_Working data_:

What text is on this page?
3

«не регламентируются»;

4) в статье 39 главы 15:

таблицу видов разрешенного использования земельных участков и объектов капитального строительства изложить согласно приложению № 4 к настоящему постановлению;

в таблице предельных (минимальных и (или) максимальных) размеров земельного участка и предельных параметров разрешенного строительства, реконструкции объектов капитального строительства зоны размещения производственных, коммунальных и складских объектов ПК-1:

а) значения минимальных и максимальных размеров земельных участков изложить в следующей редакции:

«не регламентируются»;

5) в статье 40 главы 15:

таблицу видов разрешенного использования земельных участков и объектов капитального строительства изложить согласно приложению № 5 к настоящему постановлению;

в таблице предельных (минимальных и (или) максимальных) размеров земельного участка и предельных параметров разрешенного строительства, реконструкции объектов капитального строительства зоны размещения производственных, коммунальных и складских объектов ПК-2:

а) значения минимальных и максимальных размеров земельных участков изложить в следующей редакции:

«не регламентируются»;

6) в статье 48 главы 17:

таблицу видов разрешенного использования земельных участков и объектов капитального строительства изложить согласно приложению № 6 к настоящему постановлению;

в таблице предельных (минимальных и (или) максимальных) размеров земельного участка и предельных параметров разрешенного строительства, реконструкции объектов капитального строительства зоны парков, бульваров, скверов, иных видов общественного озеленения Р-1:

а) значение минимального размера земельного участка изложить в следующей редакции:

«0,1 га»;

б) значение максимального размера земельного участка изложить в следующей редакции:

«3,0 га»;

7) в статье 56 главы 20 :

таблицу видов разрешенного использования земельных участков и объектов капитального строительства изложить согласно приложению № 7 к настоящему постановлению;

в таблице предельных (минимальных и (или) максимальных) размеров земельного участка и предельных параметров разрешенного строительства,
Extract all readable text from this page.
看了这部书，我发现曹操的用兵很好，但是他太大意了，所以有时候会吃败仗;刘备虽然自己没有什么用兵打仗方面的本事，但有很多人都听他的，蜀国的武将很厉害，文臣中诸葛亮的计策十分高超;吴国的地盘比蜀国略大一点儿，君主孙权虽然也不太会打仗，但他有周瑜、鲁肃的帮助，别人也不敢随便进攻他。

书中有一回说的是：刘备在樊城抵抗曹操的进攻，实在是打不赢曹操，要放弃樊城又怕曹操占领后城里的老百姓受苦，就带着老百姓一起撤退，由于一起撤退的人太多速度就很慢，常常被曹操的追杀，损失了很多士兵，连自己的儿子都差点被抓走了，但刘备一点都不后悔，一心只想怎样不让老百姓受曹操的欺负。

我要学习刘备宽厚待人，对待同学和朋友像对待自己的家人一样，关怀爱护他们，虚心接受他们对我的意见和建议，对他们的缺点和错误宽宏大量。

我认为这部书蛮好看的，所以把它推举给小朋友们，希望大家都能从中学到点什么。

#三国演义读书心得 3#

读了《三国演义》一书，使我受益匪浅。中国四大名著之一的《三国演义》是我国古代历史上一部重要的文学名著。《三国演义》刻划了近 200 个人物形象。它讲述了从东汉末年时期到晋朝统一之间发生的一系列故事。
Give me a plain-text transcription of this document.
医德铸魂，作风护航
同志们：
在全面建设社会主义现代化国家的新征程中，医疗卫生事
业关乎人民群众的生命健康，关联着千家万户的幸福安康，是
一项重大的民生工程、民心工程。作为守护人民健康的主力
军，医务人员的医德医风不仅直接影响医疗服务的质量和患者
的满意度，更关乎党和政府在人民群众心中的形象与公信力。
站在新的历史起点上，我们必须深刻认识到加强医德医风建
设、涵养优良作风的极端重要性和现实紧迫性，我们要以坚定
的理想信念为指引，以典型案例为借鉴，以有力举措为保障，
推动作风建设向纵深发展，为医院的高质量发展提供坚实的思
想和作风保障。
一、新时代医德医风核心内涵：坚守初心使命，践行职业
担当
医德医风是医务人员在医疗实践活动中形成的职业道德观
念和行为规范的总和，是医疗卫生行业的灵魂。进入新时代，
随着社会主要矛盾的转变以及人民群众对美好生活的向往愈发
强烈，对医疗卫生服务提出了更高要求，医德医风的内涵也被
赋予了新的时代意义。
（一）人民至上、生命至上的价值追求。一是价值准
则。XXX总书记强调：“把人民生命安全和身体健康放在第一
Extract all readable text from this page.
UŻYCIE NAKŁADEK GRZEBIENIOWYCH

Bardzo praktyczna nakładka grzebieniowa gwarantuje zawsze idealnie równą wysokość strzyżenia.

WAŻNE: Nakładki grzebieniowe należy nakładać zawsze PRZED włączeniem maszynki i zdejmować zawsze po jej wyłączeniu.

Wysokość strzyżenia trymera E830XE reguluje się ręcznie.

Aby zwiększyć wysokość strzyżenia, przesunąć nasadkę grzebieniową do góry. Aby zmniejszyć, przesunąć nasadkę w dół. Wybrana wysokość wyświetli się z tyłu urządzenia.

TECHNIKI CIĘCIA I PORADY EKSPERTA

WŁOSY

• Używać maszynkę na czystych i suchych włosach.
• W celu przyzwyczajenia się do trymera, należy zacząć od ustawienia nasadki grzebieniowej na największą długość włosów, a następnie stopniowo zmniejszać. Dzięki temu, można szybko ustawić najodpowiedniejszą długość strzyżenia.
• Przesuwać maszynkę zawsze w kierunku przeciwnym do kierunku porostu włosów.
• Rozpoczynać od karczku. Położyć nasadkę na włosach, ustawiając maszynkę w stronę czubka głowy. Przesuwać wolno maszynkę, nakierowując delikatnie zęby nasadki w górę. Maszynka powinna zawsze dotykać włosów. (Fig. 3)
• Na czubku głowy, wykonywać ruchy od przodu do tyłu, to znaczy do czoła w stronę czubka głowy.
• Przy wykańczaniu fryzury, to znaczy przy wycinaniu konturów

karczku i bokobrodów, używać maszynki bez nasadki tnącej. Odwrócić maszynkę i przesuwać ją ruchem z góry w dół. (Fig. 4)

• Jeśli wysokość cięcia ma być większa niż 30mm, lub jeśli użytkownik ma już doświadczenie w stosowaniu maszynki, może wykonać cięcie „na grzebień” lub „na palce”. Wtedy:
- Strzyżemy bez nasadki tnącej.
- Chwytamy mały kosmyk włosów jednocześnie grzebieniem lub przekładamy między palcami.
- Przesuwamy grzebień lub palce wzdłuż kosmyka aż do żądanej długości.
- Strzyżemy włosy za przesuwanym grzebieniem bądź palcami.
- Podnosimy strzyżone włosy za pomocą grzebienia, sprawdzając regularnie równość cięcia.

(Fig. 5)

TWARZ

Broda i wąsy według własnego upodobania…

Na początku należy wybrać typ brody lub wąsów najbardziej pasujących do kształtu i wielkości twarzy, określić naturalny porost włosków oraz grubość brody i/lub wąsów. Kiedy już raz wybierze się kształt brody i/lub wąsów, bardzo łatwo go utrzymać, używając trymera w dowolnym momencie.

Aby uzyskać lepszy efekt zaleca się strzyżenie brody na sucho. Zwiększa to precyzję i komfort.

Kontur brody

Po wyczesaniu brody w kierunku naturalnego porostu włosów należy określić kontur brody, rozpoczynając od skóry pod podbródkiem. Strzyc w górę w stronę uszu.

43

_Task description_: Every entry needs to be retyped exactly.

_Written solution_:
What text is on this page?
3

«не регламентируются»;

4) в статье 39 главы 15:

таблицу видов разрешенного использования земельных участков и объектов капитального строительства изложить согласно приложению № 4 к настоящему постановлению;

в таблице предельных (минимальных и (или) максимальных) размеров земельного участка и предельных параметров разрешенного строительства, реконструкции объектов капитального строительства зоны размещения производственных, коммунальных и складских объектов ПК-1:

а) значения минимальных и максимальных размеров земельных участков изложить в следующей редакции:

«не регламентируются»;

5) в статье 40 главы 15:

таблицу видов разрешенного использования земельных участков и объектов капитального строительства изложить согласно приложению № 5 к настоящему постановлению;

в таблице предельных (минимальных и (или) максимальных) размеров земельного участка и предельных параметров разрешенного строительства, реконструкции объектов капитального строительства зоны размещения производственных, коммунальных и складских объектов ПК-2:

а) значения минимальных и максимальных размеров земельных участков изложить в следующей редакции:

«не регламентируются»;

6) в статье 48 главы 17:

таблицу видов разрешенного использования земельных участков и объектов капитального строительства изложить согласно приложению № 6 к настоящему постановлению;

в таблице предельных (минимальных и (или) максимальных) размеров земельного участка и предельных параметров разрешенного строительства, реконструкции объектов капитального строительства зоны парков, бульваров, скверов, иных видов общественного озеленения Р-1:

а) значение минимального размера земельного участка изложить в следующей редакции:

«0,1 га»;

б) значение максимального размера земельного участка изложить в следующей редакции:

«3,0 га»;

7) в статье 56 главы 20 :

таблицу видов разрешенного использования земельных участков и объектов капитального строительства изложить согласно приложению № 7 к настоящему постановлению;

в таблице предельных (минимальных и (или) максимальных) размеров земельного участка и предельных параметров разрешенного строительства,
Extract all readable text from this page.
看了这部书，我发现曹操的用兵很好，但是他太大意了，所以有时候会吃败仗;刘备虽然自己没有什么用兵打仗方面的本事，但有很多人都听他的，蜀国的武将很厉害，文臣中诸葛亮的计策十分高超;吴国的地盘比蜀国略大一点儿，君主孙权虽然也不太会打仗，但他有周瑜、鲁肃的帮助，别人也不敢随便进攻他。

书中有一回说的是：刘备在樊城抵抗曹操的进攻，实在是打不赢曹操，要放弃樊城又怕曹操占领后城里的老百姓受苦，就带着老百姓一起撤退，由于一起撤退的人太多速度就很慢，常常被曹操的追杀，损失了很多士兵，连自己的儿子都差点被抓走了，但刘备一点都不后悔，一心只想怎样不让老百姓受曹操的欺负。

我要学习刘备宽厚待人，对待同学和朋友像对待自己的家人一样，关怀爱护他们，虚心接受他们对我的意见和建议，对他们的缺点和错误宽宏大量。

我认为这部书蛮好看的，所以把它推举给小朋友们，希望大家都能从中学到点什么。

#三国演义读书心得 3#

读了《三国演义》一书，使我受益匪浅。中国四大名著之一的《三国演义》是我国古代历史上一部重要的文学名著。《三国演义》刻划了近 200 个人物形象。它讲述了从东汉末年时期到晋朝统一之间发生的一系列故事。
Give me a plain-text transcription of this document.
医德铸魂，作风护航
同志们：
在全面建设社会主义现代化国家的新征程中，医疗卫生事
业关乎人民群众的生命健康，关联着千家万户的幸福安康，是
一项重大的民生工程、民心工程。作为守护人民健康的主力
军，医务人员的医德医风不仅直接影响医疗服务的质量和患者
的满意度，更关乎党和政府在人民群众心中的形象与公信力。
站在新的历史起点上，我们必须深刻认识到加强医德医风建
设、涵养优良作风的极端重要性和现实紧迫性，我们要以坚定
的理想信念为指引，以典型案例为借鉴，以有力举措为保障，
推动作风建设向纵深发展，为医院的高质量发展提供坚实的思
想和作风保障。
一、新时代医德医风核心内涵：坚守初心使命，践行职业
担当
医德医风是医务人员在医疗实践活动中形成的职业道德观
念和行为规范的总和，是医疗卫生行业的灵魂。进入新时代，
随着社会主要矛盾的转变以及人民群众对美好生活的向往愈发
强烈，对医疗卫生服务提出了更高要求，医德医风的内涵也被
赋予了新的时代意义。
（一）人民至上、生命至上的价值追求。一是价值准
则。XXX总书记强调：“把人民生命安全和身体健康放在第一
Extract all readable text from this page.
UŻYCIE NAKŁADEK GRZEBIENIOWYCH

Bardzo praktyczna nakładka grzebieniowa gwarantuje zawsze idealnie równą wysokość strzyżenia.

WAŻNE: Nakładki grzebieniowe należy nakładać zawsze PRZED włączeniem maszynki i zdejmować zawsze po jej wyłączeniu.

Wysokość strzyżenia trymera E830XE reguluje się ręcznie.

Aby zwiększyć wysokość strzyżenia, przesunąć nasadkę grzebieniową do góry. Aby zmniejszyć, przesunąć nasadkę w dół. Wybrana wysokość wyświetli się z tyłu urządzenia.

TECHNIKI CIĘCIA I PORADY EKSPERTA

WŁOSY

• Używać maszynkę na czystych i suchych włosach.
• W celu przyzwyczajenia się do trymera, należy zacząć od ustawienia nasadki grzebieniowej na największą długość włosów, a następnie stopniowo zmniejszać. Dzięki temu, można szybko ustawić najodpowiedniejszą długość strzyżenia.
• Przesuwać maszynkę zawsze w kierunku przeciwnym do kierunku porostu włosów.
• Rozpoczynać od karczku. Położyć nasadkę na włosach, ustawiając maszynkę w stronę czubka głowy. Przesuwać wolno maszynkę, nakierowując delikatnie zęby nasadki w górę. Maszynka powinna zawsze dotykać włosów. (Fig. 3)
• Na czubku głowy, wykonywać ruchy od przodu do tyłu, to znaczy do czoła w stronę czubka głowy.
• Przy wykańczaniu fryzury, to znaczy przy wycinaniu konturów

karczku i bokobrodów, używać maszynki bez nasadki tnącej. Odwrócić maszynkę i przesuwać ją ruchem z góry w dół. (Fig. 4)

• Jeśli wysokość cięcia ma być większa niż 30mm, lub jeśli użytkownik ma już doświadczenie w stosowaniu maszynki, może wykonać cięcie „na grzebień” lub „na palce”. Wtedy:
- Strzyżemy bez nasadki tnącej.
- Chwytamy mały kosmyk włosów jednocześnie grzebieniem lub przekładamy między palcami.
- Przesuwamy grzebień lub palce wzdłuż kosmyka aż do żądanej długości.
- Strzyżemy włosy za przesuwanym grzebieniem bądź palcami.
- Podnosimy strzyżone włosy za pomocą grzebienia, sprawdzając regularnie równość cięcia.

(Fig. 5)

TWARZ

Broda i wąsy według własnego upodobania…

Na początku należy wybrać typ brody lub wąsów najbardziej pasujących do kształtu i wielkości twarzy, określić naturalny porost włosków oraz grubość brody i/lub wąsów. Kiedy już raz wybierze się kształt brody i/lub wąsów, bardzo łatwo go utrzymać, używając trymera w dowolnym momencie.

Aby uzyskać lepszy efekt zaleca się strzyżenie brody na sucho. Zwiększa to precyzję i komfort.

Kontur brody

Po wyczesaniu brody w kierunku naturalnego porostu włosów należy określić kontur brody, rozpoczynając od skóry pod podbródkiem. Strzyc w górę w stronę uszu.

43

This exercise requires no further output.